#### What is expected:
Pull out every line in the data that has the string "socket" in it.

#### Collected data:
↓↓↓

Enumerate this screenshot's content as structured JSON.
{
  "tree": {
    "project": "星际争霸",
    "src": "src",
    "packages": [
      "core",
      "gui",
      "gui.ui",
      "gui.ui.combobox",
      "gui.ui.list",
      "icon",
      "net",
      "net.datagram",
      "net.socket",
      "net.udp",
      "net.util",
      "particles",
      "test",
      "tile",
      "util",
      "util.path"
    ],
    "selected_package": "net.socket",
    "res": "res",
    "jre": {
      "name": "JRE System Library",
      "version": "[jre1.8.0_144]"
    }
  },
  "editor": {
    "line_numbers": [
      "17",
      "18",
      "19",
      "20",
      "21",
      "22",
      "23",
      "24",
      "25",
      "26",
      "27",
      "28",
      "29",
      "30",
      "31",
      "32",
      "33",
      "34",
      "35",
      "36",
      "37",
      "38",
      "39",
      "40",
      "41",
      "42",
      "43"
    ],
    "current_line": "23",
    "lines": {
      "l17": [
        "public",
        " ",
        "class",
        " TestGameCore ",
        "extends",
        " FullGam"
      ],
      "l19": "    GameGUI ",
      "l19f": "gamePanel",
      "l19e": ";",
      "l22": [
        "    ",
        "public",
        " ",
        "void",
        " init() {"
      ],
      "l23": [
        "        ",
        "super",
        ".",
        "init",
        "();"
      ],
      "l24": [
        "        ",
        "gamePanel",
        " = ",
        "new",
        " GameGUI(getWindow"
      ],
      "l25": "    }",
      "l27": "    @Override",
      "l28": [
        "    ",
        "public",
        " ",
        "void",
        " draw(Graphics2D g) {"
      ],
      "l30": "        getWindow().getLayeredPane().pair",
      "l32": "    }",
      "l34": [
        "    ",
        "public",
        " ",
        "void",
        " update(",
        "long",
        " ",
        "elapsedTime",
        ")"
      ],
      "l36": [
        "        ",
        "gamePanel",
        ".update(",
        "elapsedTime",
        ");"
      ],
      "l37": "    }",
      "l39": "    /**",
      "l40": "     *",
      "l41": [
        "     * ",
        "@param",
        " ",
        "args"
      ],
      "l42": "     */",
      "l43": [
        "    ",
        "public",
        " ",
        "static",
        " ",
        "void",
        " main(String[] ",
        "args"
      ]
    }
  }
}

↑↑↑

#### Reply:
      "net.socket",
    "selected_package": "net.socket",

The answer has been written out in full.